[Start Source data]
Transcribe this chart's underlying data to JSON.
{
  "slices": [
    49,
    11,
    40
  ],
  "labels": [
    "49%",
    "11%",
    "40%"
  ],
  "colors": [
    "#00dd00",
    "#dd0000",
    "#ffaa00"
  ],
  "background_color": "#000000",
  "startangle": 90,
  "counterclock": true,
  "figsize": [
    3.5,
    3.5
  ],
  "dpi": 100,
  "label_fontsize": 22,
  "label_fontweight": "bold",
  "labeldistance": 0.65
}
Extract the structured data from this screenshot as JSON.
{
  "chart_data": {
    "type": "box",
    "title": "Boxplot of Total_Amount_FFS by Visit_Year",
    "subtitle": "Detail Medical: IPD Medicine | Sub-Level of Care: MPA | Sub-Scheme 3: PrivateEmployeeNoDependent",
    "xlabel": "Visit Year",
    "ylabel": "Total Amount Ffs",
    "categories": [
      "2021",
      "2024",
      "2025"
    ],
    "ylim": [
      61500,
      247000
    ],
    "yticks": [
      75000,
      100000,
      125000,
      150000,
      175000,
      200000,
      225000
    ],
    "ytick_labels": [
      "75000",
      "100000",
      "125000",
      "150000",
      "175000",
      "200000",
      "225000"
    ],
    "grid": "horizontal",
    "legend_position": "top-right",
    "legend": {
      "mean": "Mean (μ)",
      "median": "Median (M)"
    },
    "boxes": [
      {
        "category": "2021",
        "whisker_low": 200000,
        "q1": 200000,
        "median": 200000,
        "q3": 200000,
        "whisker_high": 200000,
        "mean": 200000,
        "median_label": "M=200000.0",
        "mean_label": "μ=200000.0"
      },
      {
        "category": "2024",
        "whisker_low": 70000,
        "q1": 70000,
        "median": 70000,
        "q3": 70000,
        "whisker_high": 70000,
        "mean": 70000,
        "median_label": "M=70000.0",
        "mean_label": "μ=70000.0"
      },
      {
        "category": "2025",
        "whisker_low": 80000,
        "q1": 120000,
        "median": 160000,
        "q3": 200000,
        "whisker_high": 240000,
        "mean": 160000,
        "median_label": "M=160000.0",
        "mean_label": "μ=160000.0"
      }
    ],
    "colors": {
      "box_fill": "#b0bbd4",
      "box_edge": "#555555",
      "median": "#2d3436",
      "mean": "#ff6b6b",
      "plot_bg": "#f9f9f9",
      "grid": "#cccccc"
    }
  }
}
[End Source data]
Read the lines above. Gather those in which the string "category" is found.

        "category": "2021",
        "category": "2024",
        "category": "2025",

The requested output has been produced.